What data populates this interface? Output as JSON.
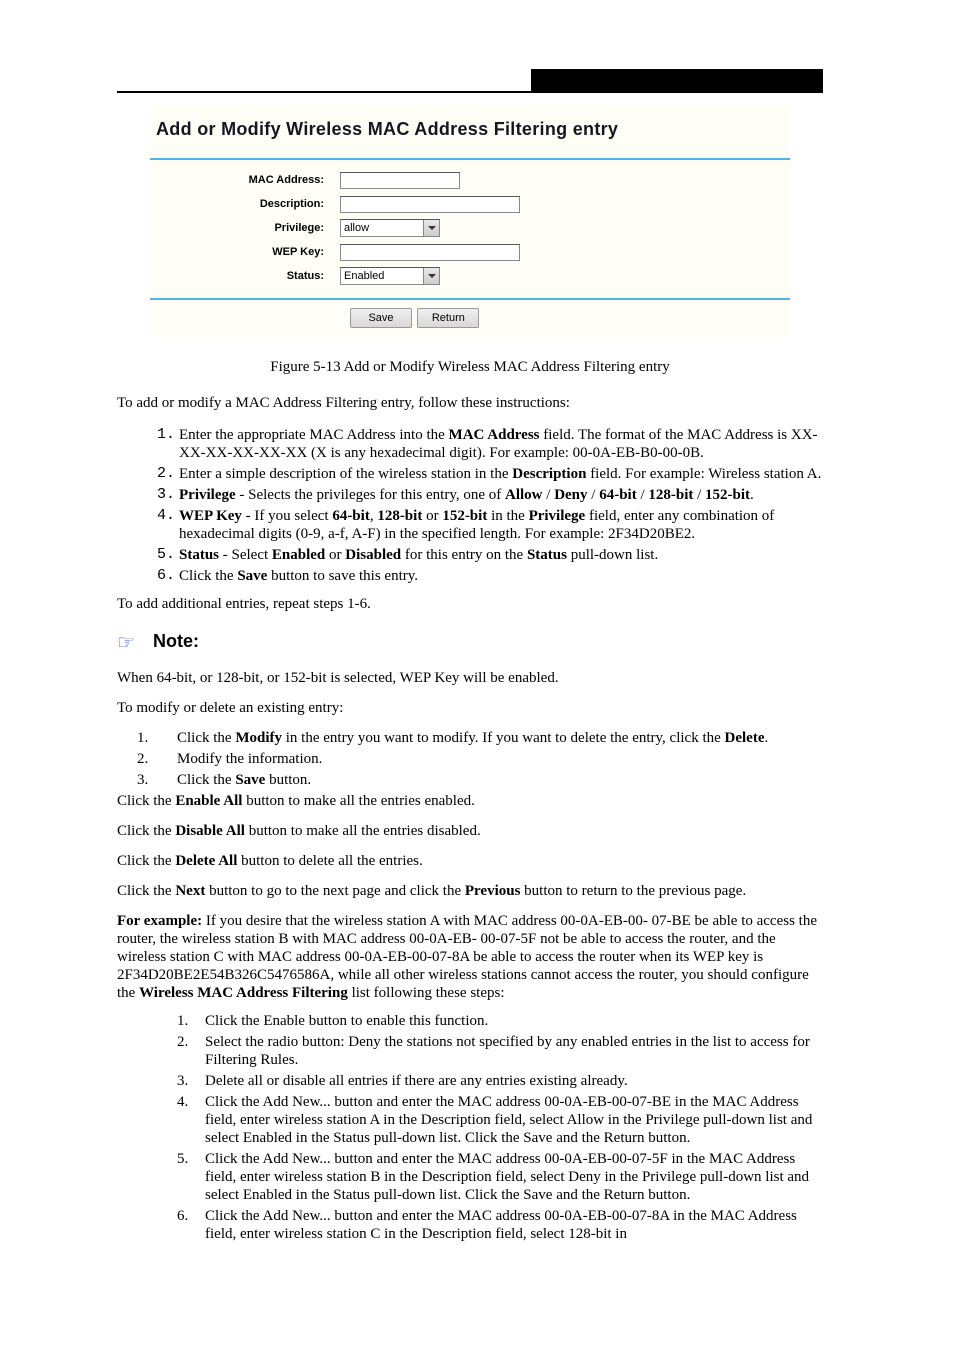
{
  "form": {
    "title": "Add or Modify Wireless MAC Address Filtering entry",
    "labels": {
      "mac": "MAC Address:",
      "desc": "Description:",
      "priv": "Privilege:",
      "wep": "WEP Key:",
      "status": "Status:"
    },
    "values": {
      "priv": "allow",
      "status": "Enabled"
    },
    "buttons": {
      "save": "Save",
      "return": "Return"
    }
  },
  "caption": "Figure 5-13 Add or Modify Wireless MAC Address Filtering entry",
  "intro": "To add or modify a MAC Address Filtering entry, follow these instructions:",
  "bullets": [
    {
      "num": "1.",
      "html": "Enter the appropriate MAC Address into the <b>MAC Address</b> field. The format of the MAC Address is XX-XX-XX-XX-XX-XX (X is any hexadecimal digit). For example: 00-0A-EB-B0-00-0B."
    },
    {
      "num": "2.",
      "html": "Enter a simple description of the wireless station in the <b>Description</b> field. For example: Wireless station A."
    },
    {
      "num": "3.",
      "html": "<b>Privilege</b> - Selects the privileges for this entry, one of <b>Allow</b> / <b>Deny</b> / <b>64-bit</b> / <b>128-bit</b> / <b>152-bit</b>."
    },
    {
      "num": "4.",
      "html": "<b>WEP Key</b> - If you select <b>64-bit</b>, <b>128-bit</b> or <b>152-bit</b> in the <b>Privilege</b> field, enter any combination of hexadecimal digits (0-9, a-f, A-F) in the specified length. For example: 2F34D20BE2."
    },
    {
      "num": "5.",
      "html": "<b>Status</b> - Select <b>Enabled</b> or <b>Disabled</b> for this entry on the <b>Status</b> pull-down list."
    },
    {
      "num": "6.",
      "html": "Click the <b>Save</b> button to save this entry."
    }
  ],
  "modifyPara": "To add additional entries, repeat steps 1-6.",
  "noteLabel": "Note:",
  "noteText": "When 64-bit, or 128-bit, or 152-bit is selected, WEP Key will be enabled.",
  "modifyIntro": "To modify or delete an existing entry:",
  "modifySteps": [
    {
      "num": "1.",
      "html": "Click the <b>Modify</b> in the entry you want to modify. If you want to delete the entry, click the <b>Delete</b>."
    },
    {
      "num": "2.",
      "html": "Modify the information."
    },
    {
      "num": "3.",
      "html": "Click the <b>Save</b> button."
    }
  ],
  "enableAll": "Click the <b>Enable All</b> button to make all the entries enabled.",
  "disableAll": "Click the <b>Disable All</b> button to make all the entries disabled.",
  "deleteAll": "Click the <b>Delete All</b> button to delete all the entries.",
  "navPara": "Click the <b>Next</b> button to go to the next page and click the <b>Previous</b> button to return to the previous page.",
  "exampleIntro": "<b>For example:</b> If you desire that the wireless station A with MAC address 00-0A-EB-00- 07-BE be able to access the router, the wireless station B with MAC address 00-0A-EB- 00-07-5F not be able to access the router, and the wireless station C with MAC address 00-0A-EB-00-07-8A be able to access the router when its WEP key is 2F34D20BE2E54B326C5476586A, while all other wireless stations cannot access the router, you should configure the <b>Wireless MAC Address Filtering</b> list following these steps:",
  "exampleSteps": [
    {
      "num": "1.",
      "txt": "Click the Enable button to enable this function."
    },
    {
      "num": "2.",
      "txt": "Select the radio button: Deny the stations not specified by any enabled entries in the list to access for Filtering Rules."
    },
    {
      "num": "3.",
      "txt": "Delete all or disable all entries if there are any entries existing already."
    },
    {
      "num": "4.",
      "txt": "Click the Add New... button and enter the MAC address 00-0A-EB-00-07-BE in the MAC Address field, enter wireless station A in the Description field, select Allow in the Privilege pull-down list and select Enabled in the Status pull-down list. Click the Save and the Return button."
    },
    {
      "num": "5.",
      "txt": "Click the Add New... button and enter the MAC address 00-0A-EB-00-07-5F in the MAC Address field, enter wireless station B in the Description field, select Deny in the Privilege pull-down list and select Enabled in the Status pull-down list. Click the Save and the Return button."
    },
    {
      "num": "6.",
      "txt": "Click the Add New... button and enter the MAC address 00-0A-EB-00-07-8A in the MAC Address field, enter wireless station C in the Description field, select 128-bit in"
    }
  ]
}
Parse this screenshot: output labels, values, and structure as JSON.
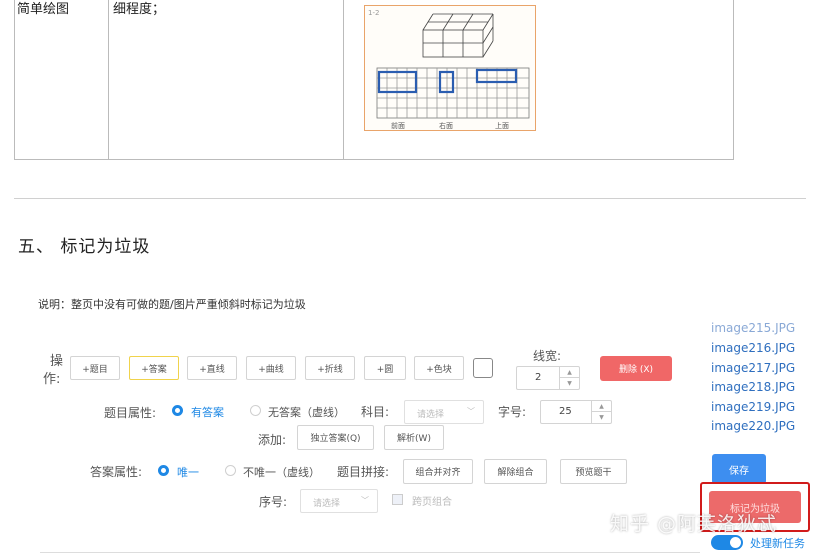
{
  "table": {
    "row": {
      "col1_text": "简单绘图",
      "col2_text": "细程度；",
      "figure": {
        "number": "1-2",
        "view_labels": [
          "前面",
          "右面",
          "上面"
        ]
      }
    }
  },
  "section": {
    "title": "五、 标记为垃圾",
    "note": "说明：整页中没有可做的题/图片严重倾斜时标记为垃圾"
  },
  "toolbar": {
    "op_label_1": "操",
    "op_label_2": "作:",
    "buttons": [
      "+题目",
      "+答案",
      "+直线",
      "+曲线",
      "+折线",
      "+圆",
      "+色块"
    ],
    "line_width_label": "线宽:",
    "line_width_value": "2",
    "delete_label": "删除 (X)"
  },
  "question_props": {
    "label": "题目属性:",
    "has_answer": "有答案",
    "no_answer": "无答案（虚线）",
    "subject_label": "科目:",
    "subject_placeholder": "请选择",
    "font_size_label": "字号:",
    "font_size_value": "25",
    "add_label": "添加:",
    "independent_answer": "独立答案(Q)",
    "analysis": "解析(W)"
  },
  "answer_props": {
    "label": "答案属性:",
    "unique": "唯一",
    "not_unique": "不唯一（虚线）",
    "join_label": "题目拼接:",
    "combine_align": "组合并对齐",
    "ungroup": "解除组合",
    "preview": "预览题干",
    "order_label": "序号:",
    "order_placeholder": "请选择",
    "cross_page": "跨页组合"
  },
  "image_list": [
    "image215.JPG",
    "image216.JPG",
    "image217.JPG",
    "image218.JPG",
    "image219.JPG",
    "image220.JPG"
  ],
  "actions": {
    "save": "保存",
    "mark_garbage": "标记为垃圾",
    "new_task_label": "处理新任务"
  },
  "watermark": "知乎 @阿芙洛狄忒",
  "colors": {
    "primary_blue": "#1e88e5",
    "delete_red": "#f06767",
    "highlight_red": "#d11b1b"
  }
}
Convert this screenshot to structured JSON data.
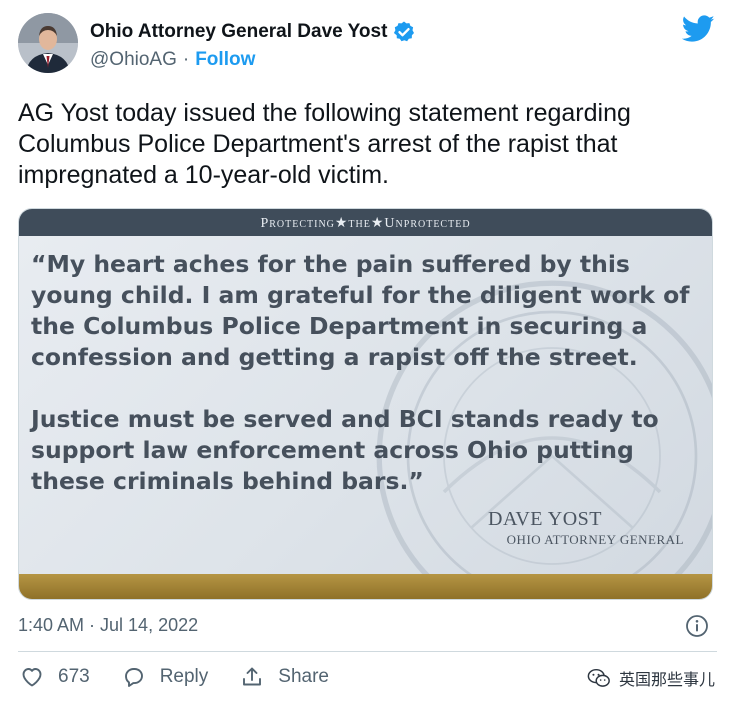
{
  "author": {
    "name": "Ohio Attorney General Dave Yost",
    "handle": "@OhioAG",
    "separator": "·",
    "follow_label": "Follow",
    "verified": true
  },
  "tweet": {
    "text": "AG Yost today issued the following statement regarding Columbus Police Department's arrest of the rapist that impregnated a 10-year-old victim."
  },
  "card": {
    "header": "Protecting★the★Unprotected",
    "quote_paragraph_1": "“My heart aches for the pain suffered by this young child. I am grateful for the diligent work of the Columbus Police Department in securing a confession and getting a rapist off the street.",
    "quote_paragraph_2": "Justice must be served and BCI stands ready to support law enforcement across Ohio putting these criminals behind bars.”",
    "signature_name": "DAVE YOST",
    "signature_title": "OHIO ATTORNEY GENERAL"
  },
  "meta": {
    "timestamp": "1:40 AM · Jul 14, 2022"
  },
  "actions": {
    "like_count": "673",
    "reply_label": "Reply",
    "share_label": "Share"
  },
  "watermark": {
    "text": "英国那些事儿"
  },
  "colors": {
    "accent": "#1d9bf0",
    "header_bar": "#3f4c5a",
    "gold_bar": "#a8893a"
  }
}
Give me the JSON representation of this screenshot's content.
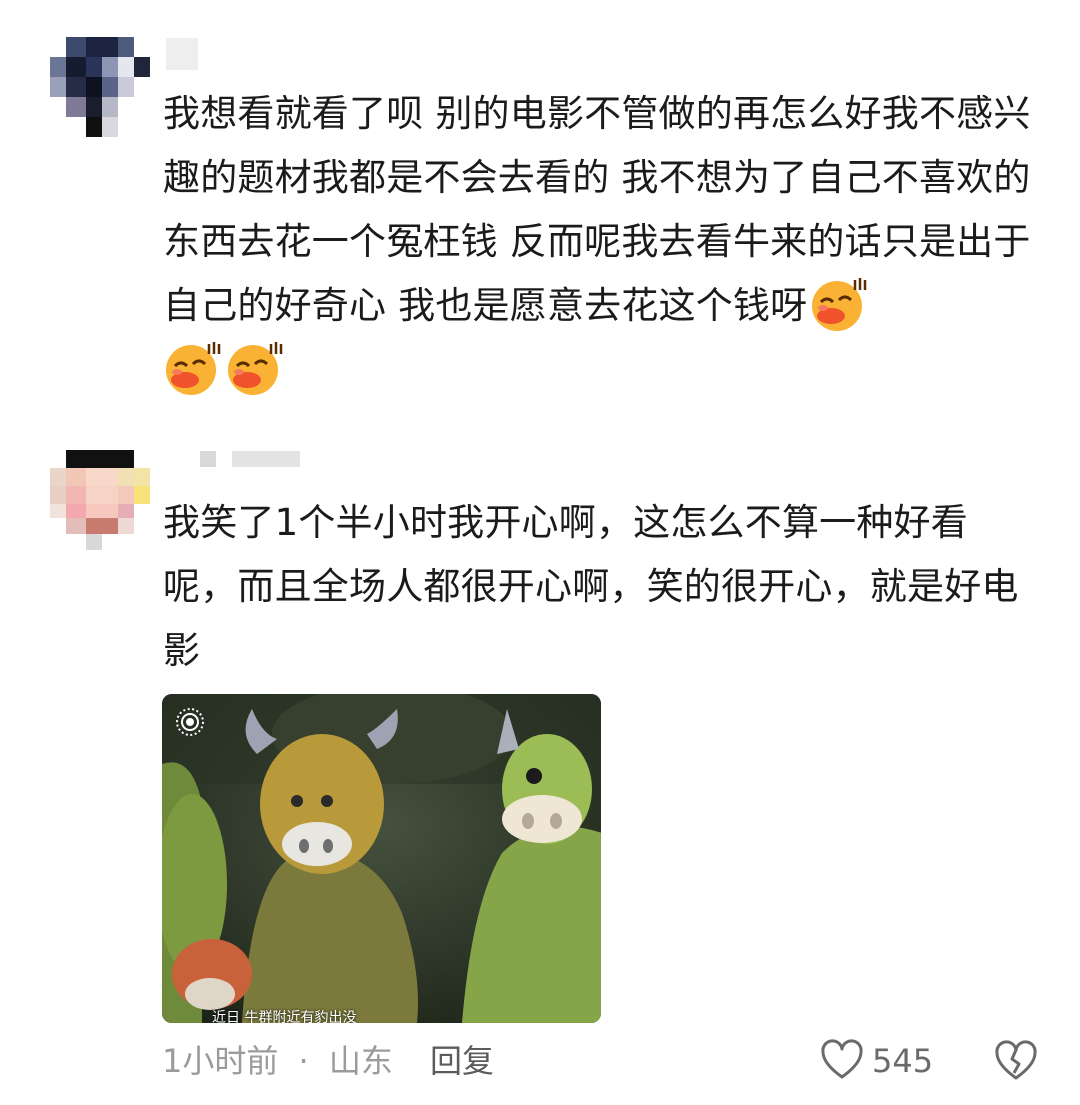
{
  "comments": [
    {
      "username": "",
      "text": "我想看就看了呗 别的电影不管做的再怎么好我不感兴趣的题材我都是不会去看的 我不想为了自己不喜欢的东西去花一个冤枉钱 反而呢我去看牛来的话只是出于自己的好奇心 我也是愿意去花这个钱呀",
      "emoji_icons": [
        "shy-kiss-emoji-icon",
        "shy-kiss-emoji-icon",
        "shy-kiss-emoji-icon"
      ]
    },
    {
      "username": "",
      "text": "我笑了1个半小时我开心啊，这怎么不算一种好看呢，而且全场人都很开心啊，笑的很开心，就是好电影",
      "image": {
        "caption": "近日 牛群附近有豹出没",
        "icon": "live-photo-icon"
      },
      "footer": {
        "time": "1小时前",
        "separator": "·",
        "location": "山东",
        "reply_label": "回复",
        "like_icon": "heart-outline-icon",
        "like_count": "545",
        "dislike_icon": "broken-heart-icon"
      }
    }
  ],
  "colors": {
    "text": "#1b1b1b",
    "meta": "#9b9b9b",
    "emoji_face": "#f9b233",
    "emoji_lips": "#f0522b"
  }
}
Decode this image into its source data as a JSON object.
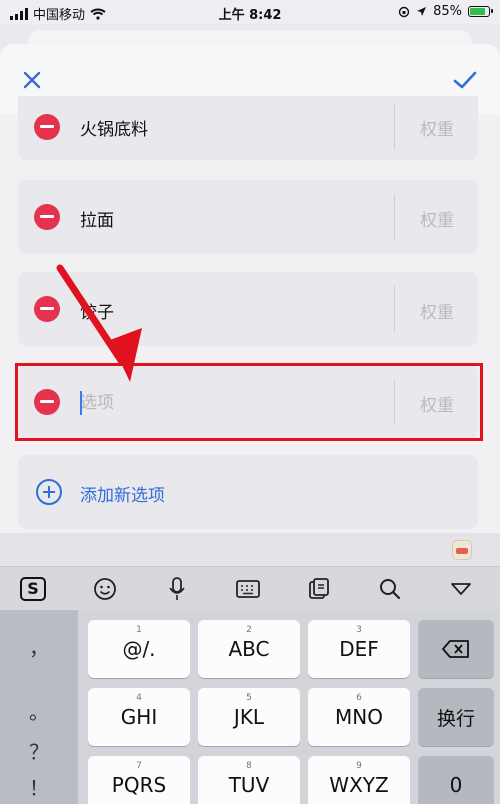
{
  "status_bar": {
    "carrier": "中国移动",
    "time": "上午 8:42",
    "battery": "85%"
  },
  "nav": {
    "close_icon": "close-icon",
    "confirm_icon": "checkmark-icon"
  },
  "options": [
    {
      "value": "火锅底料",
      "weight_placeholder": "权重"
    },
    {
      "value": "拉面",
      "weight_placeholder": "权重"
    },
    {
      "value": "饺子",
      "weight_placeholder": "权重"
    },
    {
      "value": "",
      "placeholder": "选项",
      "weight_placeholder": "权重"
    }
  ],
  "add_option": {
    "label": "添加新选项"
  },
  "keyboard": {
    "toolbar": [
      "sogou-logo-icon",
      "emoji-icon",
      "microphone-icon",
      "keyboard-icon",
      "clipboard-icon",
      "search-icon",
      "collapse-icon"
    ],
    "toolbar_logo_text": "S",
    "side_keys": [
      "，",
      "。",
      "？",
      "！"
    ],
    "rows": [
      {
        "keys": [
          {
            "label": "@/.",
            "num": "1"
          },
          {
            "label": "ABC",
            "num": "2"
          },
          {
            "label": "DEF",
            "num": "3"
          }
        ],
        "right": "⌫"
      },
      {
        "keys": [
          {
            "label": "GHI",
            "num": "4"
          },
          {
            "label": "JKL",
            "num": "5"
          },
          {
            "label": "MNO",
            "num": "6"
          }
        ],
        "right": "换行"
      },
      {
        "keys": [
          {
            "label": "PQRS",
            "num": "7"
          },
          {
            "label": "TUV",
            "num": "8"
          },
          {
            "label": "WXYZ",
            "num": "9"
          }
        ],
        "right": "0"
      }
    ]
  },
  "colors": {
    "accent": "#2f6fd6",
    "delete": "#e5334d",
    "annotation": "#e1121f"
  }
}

════════

Write the number of lines containing the word "entry" and nothing besides it.

8